### Goal
Every entry needs to be reproduced exactly.

start Data for processing

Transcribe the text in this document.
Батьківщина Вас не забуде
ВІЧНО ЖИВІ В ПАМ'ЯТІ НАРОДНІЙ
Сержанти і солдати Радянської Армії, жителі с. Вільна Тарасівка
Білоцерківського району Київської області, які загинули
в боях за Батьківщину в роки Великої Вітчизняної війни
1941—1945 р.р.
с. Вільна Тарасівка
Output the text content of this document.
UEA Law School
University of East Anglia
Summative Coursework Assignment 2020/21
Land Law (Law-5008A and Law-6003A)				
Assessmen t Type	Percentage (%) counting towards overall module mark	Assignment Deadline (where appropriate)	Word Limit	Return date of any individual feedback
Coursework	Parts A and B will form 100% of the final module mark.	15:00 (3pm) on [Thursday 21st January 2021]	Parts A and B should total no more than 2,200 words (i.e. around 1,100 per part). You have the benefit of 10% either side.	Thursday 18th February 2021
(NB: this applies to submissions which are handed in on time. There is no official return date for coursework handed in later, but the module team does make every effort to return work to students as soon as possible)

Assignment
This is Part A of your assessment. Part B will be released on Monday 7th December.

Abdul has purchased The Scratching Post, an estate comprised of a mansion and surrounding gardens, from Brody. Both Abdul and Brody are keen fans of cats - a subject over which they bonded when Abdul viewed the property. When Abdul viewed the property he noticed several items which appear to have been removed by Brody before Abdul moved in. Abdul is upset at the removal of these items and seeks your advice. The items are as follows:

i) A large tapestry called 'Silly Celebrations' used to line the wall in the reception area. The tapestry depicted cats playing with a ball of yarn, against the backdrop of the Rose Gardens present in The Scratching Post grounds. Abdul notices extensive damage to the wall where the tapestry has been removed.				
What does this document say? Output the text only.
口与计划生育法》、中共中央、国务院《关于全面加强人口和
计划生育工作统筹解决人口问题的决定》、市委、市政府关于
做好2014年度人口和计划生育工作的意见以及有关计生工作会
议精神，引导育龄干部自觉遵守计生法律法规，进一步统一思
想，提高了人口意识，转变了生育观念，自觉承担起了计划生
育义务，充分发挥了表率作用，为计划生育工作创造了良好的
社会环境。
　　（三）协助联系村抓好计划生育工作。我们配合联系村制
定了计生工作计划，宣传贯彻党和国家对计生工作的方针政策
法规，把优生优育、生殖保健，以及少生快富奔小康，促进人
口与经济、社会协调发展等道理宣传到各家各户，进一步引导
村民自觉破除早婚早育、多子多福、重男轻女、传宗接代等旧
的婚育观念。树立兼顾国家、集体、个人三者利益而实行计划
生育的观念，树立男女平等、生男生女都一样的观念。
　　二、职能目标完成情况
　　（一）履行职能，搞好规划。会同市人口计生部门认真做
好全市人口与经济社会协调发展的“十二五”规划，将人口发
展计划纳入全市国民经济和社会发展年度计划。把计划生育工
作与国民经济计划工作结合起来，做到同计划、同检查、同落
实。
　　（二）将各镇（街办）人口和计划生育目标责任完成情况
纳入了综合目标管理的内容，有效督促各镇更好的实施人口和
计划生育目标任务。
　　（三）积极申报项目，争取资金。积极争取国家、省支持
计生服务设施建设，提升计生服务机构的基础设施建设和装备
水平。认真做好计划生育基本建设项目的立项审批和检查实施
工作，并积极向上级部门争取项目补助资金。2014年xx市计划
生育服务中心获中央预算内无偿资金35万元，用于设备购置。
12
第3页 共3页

end Data for processing

### Response below
Transcribe the text in this document.
Батьківщина Вас не забуде
ВІЧНО ЖИВІ В ПАМ'ЯТІ НАРОДНІЙ
Сержанти і солдати Радянської Армії, жителі с. Вільна Тарасівка
Білоцерківського району Київської області, які загинули
в боях за Батьківщину в роки Великої Вітчизняної війни
1941—1945 р.р.
с. Вільна Тарасівка
Output the text content of this document.
UEA Law School
University of East Anglia
Summative Coursework Assignment 2020/21
Land Law (Law-5008A and Law-6003A)				
Assessmen t Type	Percentage (%) counting towards overall module mark	Assignment Deadline (where appropriate)	Word Limit	Return date of any individual feedback
Coursework	Parts A and B will form 100% of the final module mark.	15:00 (3pm) on [Thursday 21st January 2021]	Parts A and B should total no more than 2,200 words (i.e. around 1,100 per part). You have the benefit of 10% either side.	Thursday 18th February 2021
(NB: this applies to submissions which are handed in on time. There is no official return date for coursework handed in later, but the module team does make every effort to return work to students as soon as possible)

Assignment
This is Part A of your assessment. Part B will be released on Monday 7th December.

Abdul has purchased The Scratching Post, an estate comprised of a mansion and surrounding gardens, from Brody. Both Abdul and Brody are keen fans of cats - a subject over which they bonded when Abdul viewed the property. When Abdul viewed the property he noticed several items which appear to have been removed by Brody before Abdul moved in. Abdul is upset at the removal of these items and seeks your advice. The items are as follows:

i) A large tapestry called 'Silly Celebrations' used to line the wall in the reception area. The tapestry depicted cats playing with a ball of yarn, against the backdrop of the Rose Gardens present in The Scratching Post grounds. Abdul notices extensive damage to the wall where the tapestry has been removed.				
What does this document say? Output the text only.
口与计划生育法》、中共中央、国务院《关于全面加强人口和
计划生育工作统筹解决人口问题的决定》、市委、市政府关于
做好2014年度人口和计划生育工作的意见以及有关计生工作会
议精神，引导育龄干部自觉遵守计生法律法规，进一步统一思
想，提高了人口意识，转变了生育观念，自觉承担起了计划生
育义务，充分发挥了表率作用，为计划生育工作创造了良好的
社会环境。
　　（三）协助联系村抓好计划生育工作。我们配合联系村制
定了计生工作计划，宣传贯彻党和国家对计生工作的方针政策
法规，把优生优育、生殖保健，以及少生快富奔小康，促进人
口与经济、社会协调发展等道理宣传到各家各户，进一步引导
村民自觉破除早婚早育、多子多福、重男轻女、传宗接代等旧
的婚育观念。树立兼顾国家、集体、个人三者利益而实行计划
生育的观念，树立男女平等、生男生女都一样的观念。
　　二、职能目标完成情况
　　（一）履行职能，搞好规划。会同市人口计生部门认真做
好全市人口与经济社会协调发展的“十二五”规划，将人口发
展计划纳入全市国民经济和社会发展年度计划。把计划生育工
作与国民经济计划工作结合起来，做到同计划、同检查、同落
实。
　　（二）将各镇（街办）人口和计划生育目标责任完成情况
纳入了综合目标管理的内容，有效督促各镇更好的实施人口和
计划生育目标任务。
　　（三）积极申报项目，争取资金。积极争取国家、省支持
计生服务设施建设，提升计生服务机构的基础设施建设和装备
水平。认真做好计划生育基本建设项目的立项审批和检查实施
工作，并积极向上级部门争取项目补助资金。2014年xx市计划
生育服务中心获中央预算内无偿资金35万元，用于设备购置。
12
第3页 共3页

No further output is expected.